Aim of the task:
Reproduce the data exactly and drop any pictures it holds.
╭──
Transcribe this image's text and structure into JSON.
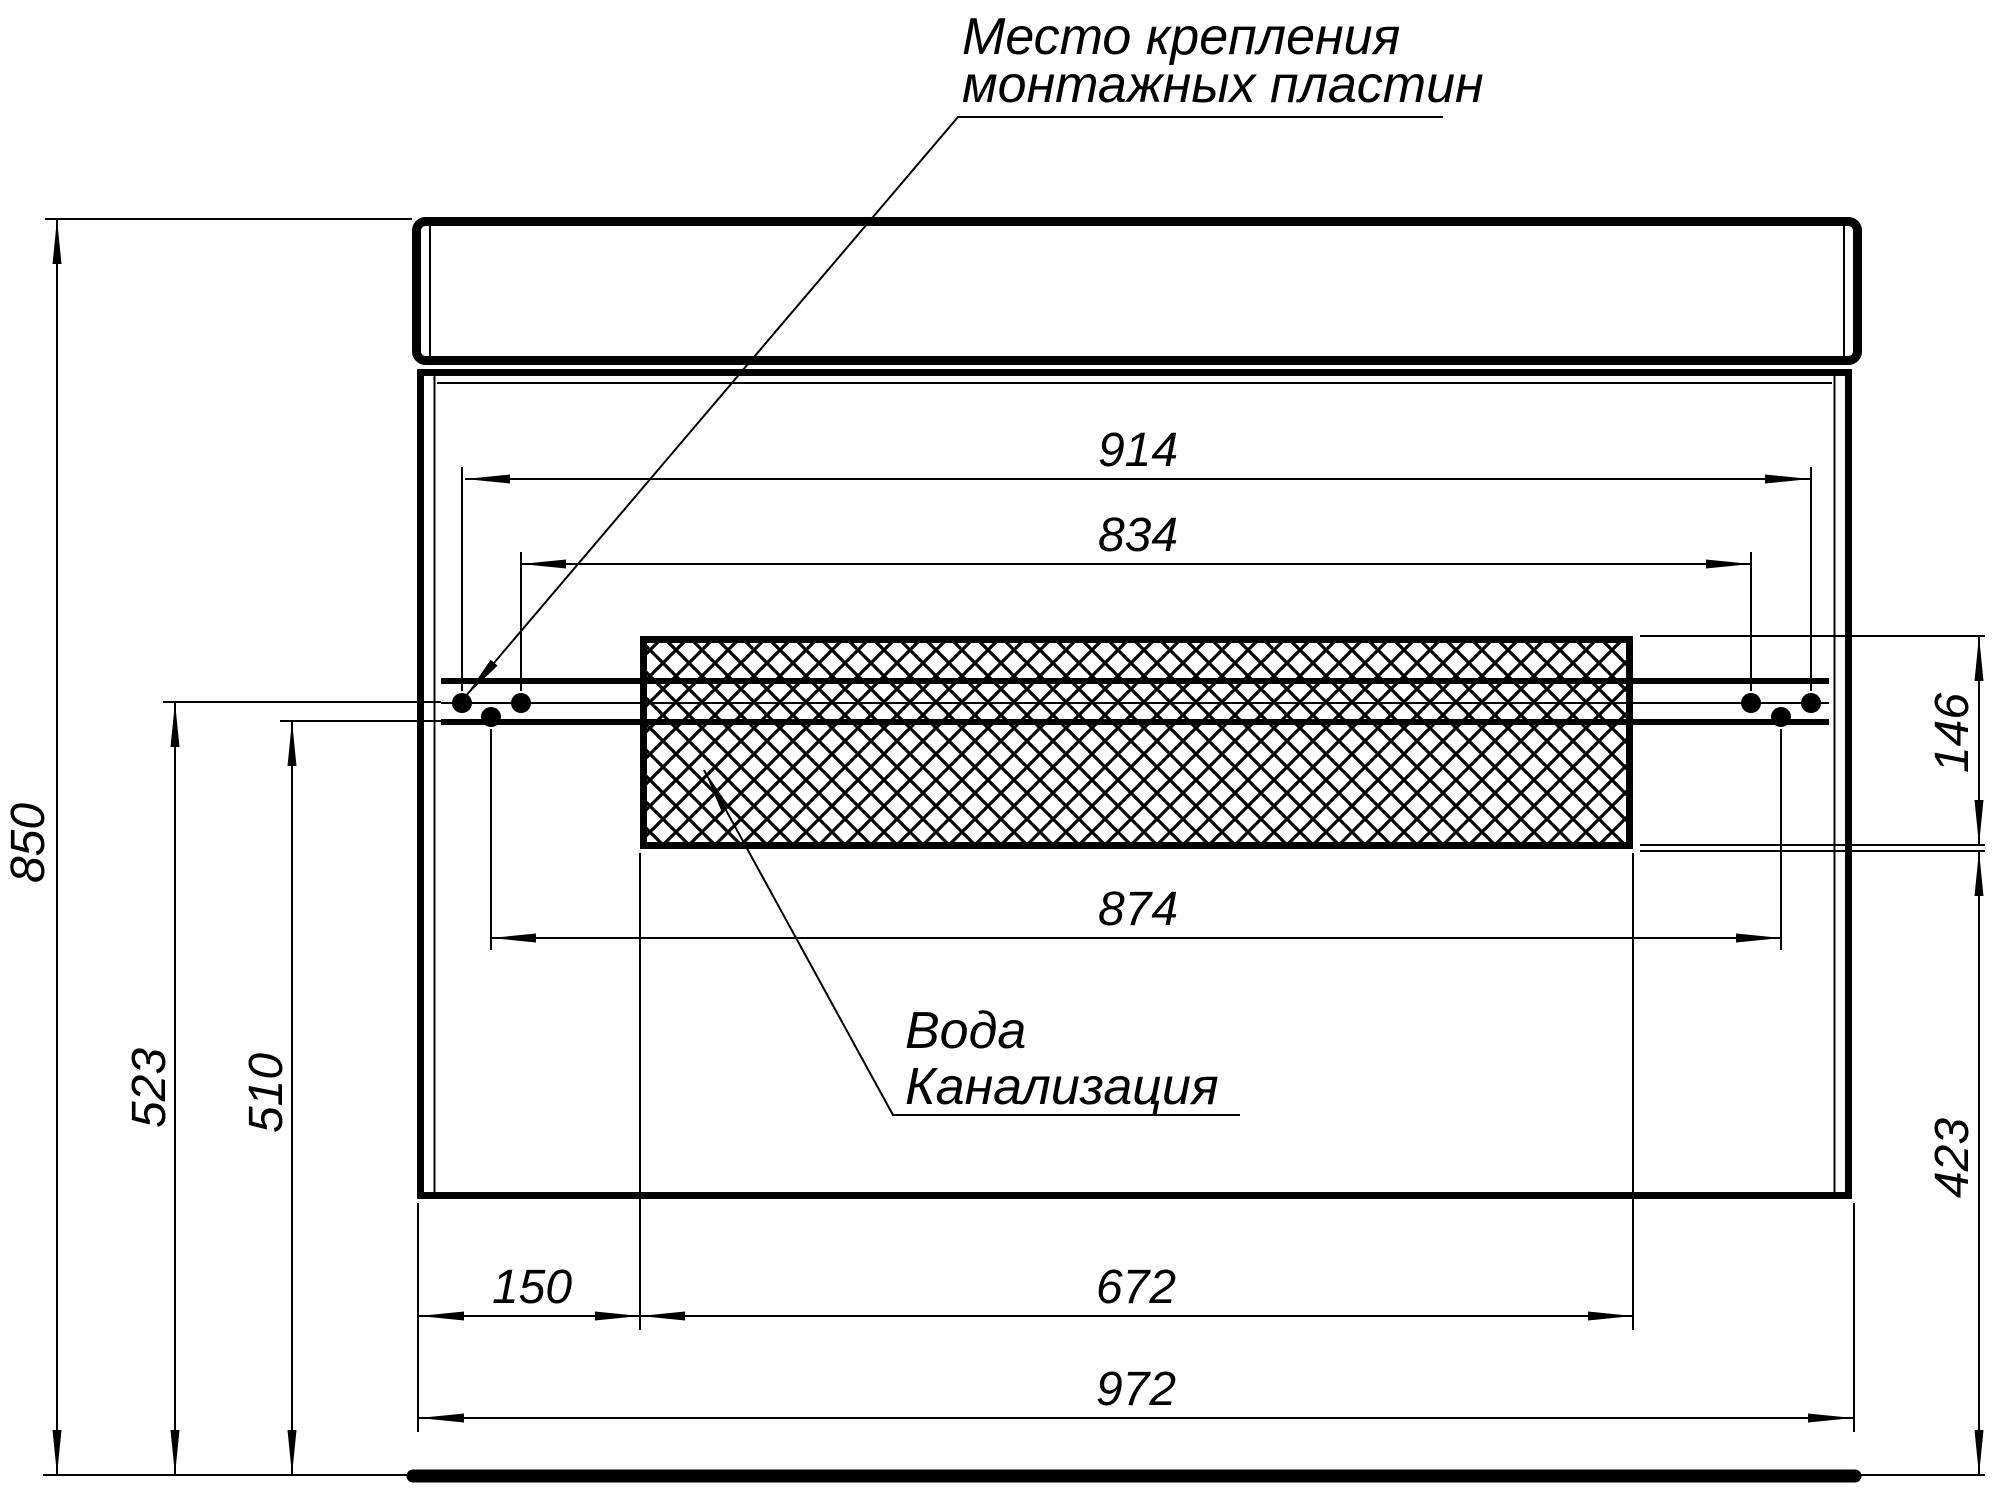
{
  "drawing": {
    "annotations": {
      "mounting_note": {
        "line1": "Место крепления",
        "line2": "монтажных пластин"
      },
      "utilities_note": {
        "line1": "Вода",
        "line2": "Канализация"
      }
    },
    "dimensions_mm": {
      "overall_height": "850",
      "overall_width": "972",
      "plates_outer_span": "914",
      "plates_inner_span": "834",
      "plates_lower_span": "874",
      "hatch_left_offset": "150",
      "hatch_width": "672",
      "hatch_height": "146",
      "hatch_bottom_to_floor": "423",
      "upper_plates_to_floor": "523",
      "lower_plates_to_floor": "510"
    },
    "colors": {
      "line": "#000000",
      "background": "#ffffff"
    }
  }
}
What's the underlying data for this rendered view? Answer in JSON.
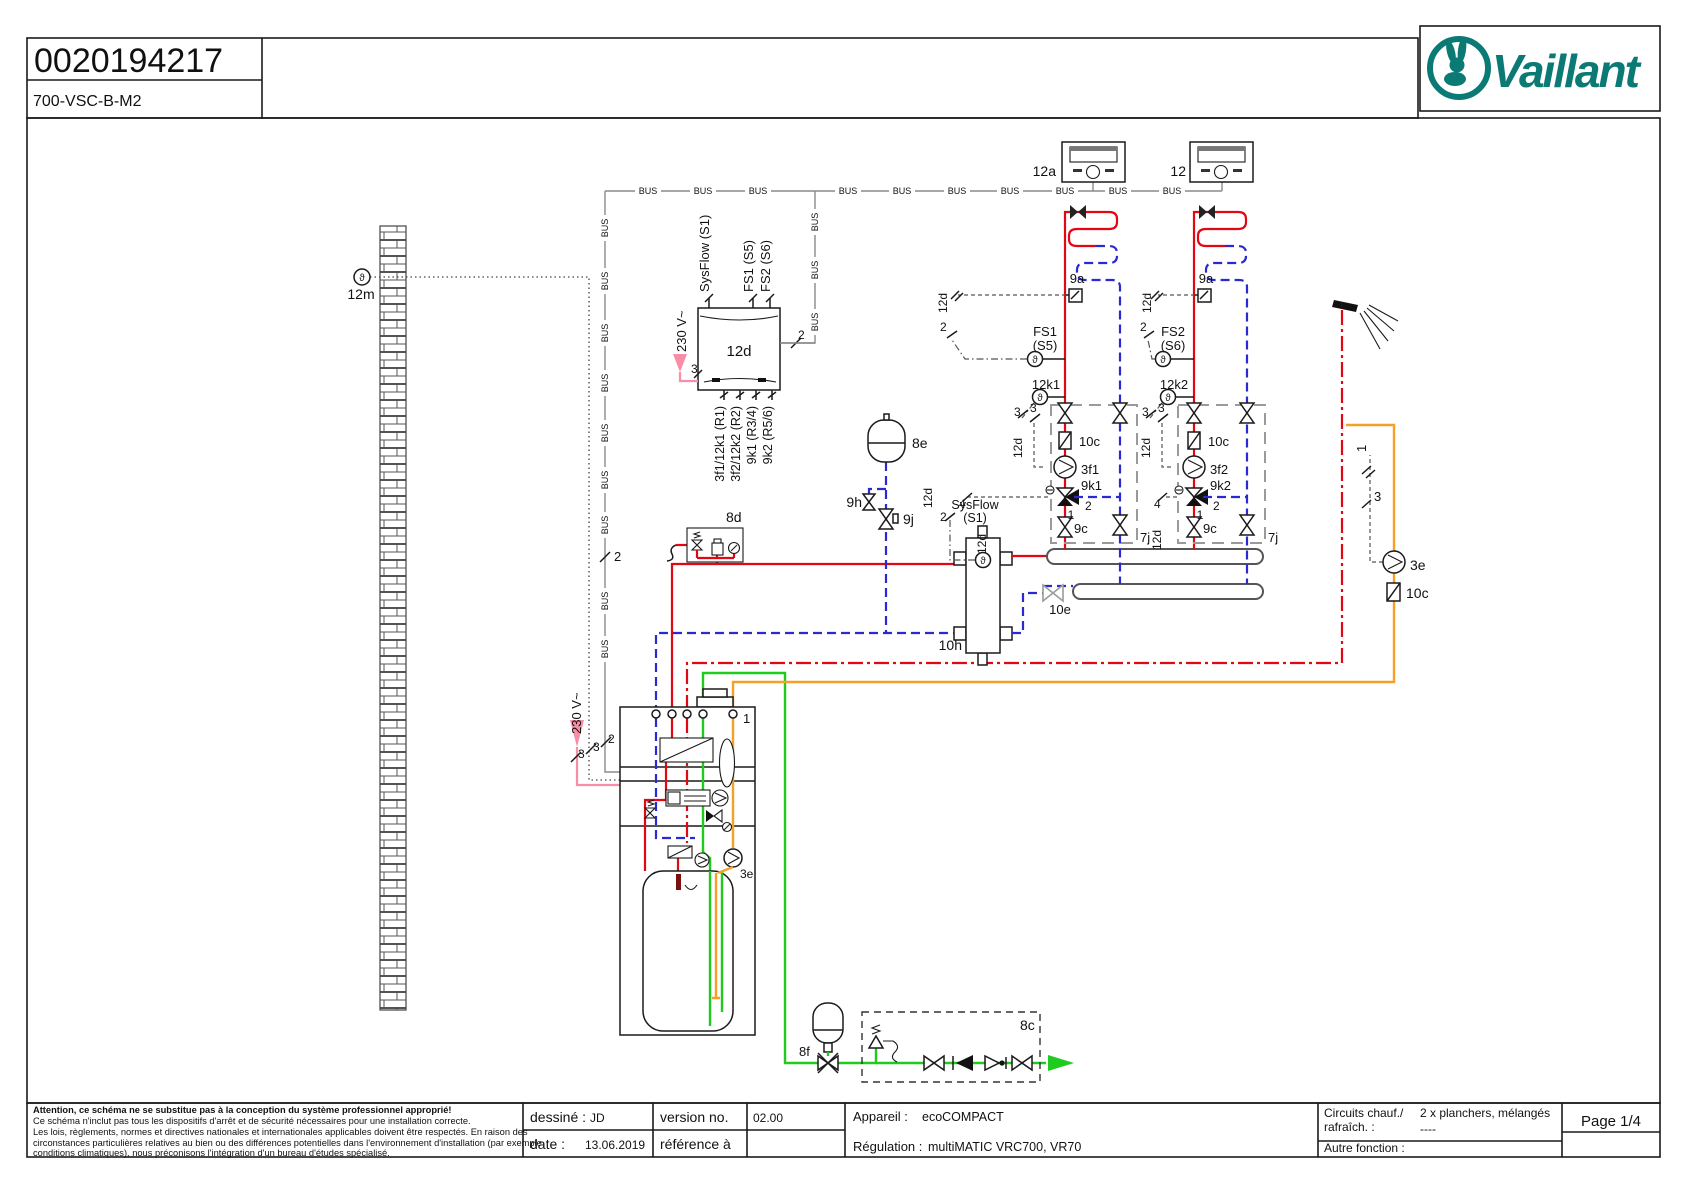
╰──
Complete answer:
Transcribe this image's text and structure into JSON.
{
  "drawing": {
    "annotations": {
      "mounting_note": {
        "line1": "Место крепления",
        "line2": "монтажных пластин"
      },
      "utilities_note": {
        "line1": "Вода",
        "line2": "Канализация"
      }
    },
    "dimensions_mm": {
      "overall_height": "850",
      "overall_width": "972",
      "plates_outer_span": "914",
      "plates_inner_span": "834",
      "plates_lower_span": "874",
      "hatch_left_offset": "150",
      "hatch_width": "672",
      "hatch_height": "146",
      "hatch_bottom_to_floor": "423",
      "upper_plates_to_floor": "523",
      "lower_plates_to_floor": "510"
    },
    "colors": {
      "line": "#000000",
      "background": "#ffffff"
    }
  }
}
What's the underlying data for this rendered view? Answer in JSON.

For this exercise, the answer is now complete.